▶ _WORK TO COMPLETE_
Write out the entries below once more, exactly.
------
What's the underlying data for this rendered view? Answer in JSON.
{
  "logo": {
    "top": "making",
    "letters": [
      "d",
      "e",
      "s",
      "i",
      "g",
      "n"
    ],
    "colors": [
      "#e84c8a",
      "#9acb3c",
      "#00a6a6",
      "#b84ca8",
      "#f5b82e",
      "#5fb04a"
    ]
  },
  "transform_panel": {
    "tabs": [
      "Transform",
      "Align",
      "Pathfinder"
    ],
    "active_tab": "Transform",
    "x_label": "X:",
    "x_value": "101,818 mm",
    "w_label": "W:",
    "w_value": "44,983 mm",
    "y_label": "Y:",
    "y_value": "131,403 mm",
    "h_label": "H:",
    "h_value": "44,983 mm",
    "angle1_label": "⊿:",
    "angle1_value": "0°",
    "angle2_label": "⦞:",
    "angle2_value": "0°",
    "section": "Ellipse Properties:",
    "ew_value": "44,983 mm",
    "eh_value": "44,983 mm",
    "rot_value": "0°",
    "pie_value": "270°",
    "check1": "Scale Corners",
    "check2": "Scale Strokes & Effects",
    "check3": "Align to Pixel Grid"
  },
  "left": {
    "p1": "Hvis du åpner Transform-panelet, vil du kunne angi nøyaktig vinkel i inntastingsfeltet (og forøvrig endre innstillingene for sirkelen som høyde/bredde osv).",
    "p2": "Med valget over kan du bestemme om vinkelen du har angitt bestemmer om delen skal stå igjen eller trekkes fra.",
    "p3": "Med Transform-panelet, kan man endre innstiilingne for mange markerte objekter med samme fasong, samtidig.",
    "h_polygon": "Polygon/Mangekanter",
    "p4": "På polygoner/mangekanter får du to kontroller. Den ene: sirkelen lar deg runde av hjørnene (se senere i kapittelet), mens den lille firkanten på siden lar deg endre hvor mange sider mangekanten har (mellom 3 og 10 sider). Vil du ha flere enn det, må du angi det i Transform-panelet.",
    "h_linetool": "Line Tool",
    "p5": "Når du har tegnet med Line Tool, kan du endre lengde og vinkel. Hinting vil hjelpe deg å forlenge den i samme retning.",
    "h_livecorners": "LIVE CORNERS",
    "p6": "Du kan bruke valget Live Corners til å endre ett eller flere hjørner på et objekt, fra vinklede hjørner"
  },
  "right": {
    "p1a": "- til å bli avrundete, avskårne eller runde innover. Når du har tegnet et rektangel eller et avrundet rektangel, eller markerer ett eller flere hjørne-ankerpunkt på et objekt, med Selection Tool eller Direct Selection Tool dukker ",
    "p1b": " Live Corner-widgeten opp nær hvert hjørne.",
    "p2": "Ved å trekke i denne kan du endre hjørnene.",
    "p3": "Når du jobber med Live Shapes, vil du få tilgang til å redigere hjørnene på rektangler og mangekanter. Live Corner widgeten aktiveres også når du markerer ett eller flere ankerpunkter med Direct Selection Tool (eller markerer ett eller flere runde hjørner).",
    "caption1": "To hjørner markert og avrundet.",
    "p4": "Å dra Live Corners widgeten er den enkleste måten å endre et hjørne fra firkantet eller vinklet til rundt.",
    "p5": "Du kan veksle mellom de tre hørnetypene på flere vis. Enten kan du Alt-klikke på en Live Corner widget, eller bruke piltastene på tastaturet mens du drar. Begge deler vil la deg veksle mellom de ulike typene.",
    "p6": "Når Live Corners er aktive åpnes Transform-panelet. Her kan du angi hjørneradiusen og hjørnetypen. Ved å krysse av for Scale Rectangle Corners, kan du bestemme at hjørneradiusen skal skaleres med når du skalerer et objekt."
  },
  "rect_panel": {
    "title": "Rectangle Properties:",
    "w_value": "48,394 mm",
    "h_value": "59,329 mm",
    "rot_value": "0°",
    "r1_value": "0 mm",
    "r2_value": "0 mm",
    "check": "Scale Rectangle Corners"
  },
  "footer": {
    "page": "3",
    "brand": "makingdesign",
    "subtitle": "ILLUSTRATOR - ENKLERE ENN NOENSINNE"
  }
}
------
▶ _SOLUTION TO THE EXERCISE_
What's the underlying data for this rendered view? Answer in JSON.
{
  "logo": {
    "top": "making",
    "letters": [
      "d",
      "e",
      "s",
      "i",
      "g",
      "n"
    ],
    "colors": [
      "#e84c8a",
      "#9acb3c",
      "#00a6a6",
      "#b84ca8",
      "#f5b82e",
      "#5fb04a"
    ]
  },
  "transform_panel": {
    "tabs": [
      "Transform",
      "Align",
      "Pathfinder"
    ],
    "active_tab": "Transform",
    "x_label": "X:",
    "x_value": "101,818 mm",
    "w_label": "W:",
    "w_value": "44,983 mm",
    "y_label": "Y:",
    "y_value": "131,403 mm",
    "h_label": "H:",
    "h_value": "44,983 mm",
    "angle1_label": "⊿:",
    "angle1_value": "0°",
    "angle2_label": "⦞:",
    "angle2_value": "0°",
    "section": "Ellipse Properties:",
    "ew_value": "44,983 mm",
    "eh_value": "44,983 mm",
    "rot_value": "0°",
    "pie_value": "270°",
    "check1": "Scale Corners",
    "check2": "Scale Strokes & Effects",
    "check3": "Align to Pixel Grid"
  },
  "left": {
    "p1": "Hvis du åpner Transform-panelet, vil du kunne angi nøyaktig vinkel i inntastingsfeltet (og forøvrig endre innstillingene for sirkelen som høyde/bredde osv).",
    "p2": "Med valget over kan du bestemme om vinkelen du har angitt bestemmer om delen skal stå igjen eller trekkes fra.",
    "p3": "Med Transform-panelet, kan man endre innstiilingne for mange markerte objekter med samme fasong, samtidig.",
    "h_polygon": "Polygon/Mangekanter",
    "p4": "På polygoner/mangekanter får du to kontroller. Den ene: sirkelen lar deg runde av hjørnene (se senere i kapittelet), mens den lille firkanten på siden lar deg endre hvor mange sider mangekanten har (mellom 3 og 10 sider). Vil du ha flere enn det, må du angi det i Transform-panelet.",
    "h_linetool": "Line Tool",
    "p5": "Når du har tegnet med Line Tool, kan du endre lengde og vinkel. Hinting vil hjelpe deg å forlenge den i samme retning.",
    "h_livecorners": "LIVE CORNERS",
    "p6": "Du kan bruke valget Live Corners til å endre ett eller flere hjørner på et objekt, fra vinklede hjørner"
  },
  "right": {
    "p1a": "- til å bli avrundete, avskårne eller runde innover. Når du har tegnet et rektangel eller et avrundet rektangel, eller markerer ett eller flere hjørne-ankerpunkt på et objekt, med Selection Tool eller Direct Selection Tool dukker ",
    "p1b": " Live Corner-widgeten opp nær hvert hjørne.",
    "p2": "Ved å trekke i denne kan du endre hjørnene.",
    "p3": "Når du jobber med Live Shapes, vil du få tilgang til å redigere hjørnene på rektangler og mangekanter. Live Corner widgeten aktiveres også når du markerer ett eller flere ankerpunkter med Direct Selection Tool (eller markerer ett eller flere runde hjørner).",
    "caption1": "To hjørner markert og avrundet.",
    "p4": "Å dra Live Corners widgeten er den enkleste måten å endre et hjørne fra firkantet eller vinklet til rundt.",
    "p5": "Du kan veksle mellom de tre hørnetypene på flere vis. Enten kan du Alt-klikke på en Live Corner widget, eller bruke piltastene på tastaturet mens du drar. Begge deler vil la deg veksle mellom de ulike typene.",
    "p6": "Når Live Corners er aktive åpnes Transform-panelet. Her kan du angi hjørneradiusen og hjørnetypen. Ved å krysse av for Scale Rectangle Corners, kan du bestemme at hjørneradiusen skal skaleres med når du skalerer et objekt."
  },
  "rect_panel": {
    "title": "Rectangle Properties:",
    "w_value": "48,394 mm",
    "h_value": "59,329 mm",
    "rot_value": "0°",
    "r1_value": "0 mm",
    "r2_value": "0 mm",
    "check": "Scale Rectangle Corners"
  },
  "footer": {
    "page": "3",
    "brand": "makingdesign",
    "subtitle": "ILLUSTRATOR - ENKLERE ENN NOENSINNE"
  }
}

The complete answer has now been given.